• **WHAT YOU NEED TO DO**
Of the lines in the records that follow, how many include the word "accent"? Answer with a bare number.

• **RECORD EXCERPTS**
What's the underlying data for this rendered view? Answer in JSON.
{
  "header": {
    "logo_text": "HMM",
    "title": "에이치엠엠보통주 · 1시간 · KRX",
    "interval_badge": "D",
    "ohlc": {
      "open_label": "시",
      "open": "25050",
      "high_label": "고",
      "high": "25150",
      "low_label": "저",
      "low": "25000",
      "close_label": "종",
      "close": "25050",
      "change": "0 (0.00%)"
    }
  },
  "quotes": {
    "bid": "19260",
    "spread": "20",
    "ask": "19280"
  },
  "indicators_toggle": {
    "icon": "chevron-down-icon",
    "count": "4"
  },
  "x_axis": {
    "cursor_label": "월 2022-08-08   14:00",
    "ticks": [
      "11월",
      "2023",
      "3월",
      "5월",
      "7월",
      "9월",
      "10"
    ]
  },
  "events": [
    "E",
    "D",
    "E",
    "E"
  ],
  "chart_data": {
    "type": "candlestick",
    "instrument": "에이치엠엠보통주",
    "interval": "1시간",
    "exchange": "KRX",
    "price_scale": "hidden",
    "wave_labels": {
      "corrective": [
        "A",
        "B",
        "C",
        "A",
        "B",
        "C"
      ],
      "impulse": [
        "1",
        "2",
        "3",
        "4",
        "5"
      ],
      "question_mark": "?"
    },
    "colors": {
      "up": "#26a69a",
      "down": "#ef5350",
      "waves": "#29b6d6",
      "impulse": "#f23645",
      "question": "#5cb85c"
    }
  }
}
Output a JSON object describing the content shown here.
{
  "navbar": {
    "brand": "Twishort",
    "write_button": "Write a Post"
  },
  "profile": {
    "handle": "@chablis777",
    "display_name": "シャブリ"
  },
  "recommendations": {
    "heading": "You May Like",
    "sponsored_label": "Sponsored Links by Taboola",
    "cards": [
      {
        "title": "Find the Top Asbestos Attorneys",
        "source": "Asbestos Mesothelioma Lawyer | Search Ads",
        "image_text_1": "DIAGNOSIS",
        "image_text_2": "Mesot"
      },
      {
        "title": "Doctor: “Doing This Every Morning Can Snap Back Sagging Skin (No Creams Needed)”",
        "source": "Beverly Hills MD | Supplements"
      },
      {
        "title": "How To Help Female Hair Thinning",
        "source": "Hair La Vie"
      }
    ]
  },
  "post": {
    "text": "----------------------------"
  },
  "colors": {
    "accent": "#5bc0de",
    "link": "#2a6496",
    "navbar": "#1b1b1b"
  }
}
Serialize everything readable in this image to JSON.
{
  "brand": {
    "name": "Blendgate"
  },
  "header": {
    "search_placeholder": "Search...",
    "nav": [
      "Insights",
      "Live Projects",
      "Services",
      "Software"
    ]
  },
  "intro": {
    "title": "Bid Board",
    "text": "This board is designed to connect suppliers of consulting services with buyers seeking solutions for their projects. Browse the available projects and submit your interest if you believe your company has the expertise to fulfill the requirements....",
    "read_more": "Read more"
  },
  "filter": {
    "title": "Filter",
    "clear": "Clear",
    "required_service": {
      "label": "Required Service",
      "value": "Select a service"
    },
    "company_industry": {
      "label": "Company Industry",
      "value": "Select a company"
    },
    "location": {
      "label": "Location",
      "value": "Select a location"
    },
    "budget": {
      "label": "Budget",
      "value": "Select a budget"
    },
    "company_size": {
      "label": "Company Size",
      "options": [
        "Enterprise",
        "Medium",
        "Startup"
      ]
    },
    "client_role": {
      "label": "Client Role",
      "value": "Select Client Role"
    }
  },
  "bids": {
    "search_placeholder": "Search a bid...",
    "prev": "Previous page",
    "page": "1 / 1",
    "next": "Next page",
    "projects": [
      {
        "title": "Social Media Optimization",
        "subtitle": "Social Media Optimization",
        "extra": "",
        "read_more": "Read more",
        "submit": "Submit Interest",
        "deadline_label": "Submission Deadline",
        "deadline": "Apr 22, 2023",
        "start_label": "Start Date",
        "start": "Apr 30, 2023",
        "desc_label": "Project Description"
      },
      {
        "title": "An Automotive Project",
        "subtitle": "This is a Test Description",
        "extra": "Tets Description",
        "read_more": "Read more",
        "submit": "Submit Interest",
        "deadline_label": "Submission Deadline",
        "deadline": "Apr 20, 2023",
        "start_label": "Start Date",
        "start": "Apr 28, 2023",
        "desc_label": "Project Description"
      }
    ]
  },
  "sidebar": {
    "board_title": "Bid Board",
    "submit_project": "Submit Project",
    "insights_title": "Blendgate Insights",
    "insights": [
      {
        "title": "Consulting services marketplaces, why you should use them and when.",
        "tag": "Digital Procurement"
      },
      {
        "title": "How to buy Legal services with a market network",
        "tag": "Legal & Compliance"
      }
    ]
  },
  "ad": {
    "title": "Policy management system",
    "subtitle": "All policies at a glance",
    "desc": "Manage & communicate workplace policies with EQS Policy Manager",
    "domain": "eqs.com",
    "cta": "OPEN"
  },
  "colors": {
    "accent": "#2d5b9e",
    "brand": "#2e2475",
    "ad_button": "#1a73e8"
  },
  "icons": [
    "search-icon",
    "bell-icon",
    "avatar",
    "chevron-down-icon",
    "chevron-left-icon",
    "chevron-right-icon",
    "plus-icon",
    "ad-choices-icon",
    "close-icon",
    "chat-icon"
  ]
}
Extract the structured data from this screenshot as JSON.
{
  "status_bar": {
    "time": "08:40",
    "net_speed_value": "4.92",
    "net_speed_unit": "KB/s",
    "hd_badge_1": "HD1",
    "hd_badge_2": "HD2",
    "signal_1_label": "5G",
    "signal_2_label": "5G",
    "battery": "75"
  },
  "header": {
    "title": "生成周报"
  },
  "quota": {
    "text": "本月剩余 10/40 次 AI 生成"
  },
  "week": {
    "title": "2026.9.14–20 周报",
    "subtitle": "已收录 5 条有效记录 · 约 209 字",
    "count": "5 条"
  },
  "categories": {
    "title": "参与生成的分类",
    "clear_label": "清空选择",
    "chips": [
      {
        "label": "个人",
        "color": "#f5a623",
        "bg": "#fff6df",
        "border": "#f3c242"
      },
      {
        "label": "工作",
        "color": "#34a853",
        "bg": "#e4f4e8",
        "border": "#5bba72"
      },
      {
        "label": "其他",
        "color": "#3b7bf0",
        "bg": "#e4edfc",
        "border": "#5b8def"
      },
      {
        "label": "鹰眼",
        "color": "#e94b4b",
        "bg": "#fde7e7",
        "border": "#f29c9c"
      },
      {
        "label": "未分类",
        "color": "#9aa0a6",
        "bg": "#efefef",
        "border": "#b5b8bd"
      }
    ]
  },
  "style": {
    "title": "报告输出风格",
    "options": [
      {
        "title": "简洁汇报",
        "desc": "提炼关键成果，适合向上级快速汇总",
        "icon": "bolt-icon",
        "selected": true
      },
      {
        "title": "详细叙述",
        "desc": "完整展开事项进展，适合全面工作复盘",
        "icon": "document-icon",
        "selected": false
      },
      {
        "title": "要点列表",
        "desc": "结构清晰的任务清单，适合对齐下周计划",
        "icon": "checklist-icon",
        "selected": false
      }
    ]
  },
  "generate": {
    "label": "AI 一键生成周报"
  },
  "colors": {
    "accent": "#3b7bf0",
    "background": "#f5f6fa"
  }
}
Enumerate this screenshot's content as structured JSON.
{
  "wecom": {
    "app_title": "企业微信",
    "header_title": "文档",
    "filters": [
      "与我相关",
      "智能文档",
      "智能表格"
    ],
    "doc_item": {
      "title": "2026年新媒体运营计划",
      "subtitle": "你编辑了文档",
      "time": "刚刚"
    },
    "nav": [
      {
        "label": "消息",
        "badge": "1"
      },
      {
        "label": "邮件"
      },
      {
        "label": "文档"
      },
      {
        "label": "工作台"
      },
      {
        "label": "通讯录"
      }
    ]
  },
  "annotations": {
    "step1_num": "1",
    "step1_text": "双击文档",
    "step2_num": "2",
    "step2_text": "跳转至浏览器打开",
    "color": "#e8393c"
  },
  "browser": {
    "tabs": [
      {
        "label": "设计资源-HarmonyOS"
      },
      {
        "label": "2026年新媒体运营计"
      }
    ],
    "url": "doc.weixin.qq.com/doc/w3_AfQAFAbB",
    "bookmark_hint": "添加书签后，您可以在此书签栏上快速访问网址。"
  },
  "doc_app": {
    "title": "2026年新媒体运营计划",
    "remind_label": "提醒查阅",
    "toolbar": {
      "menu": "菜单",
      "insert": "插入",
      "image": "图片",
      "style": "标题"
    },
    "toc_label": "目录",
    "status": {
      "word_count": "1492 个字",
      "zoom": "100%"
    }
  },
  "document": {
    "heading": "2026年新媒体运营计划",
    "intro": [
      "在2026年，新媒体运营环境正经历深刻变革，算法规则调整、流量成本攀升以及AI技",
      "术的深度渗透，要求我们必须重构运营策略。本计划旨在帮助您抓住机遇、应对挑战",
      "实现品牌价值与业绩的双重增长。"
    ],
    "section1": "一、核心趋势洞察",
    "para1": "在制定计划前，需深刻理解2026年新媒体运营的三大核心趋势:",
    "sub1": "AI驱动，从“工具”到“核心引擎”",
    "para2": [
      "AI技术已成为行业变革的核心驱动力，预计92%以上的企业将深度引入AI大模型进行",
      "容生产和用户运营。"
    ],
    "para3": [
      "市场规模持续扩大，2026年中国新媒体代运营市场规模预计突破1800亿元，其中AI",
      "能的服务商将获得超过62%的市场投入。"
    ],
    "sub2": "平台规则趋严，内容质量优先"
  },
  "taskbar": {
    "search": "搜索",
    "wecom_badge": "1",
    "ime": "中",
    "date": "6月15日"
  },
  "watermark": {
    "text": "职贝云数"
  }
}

• **ANSWER TO THIS TASK**
3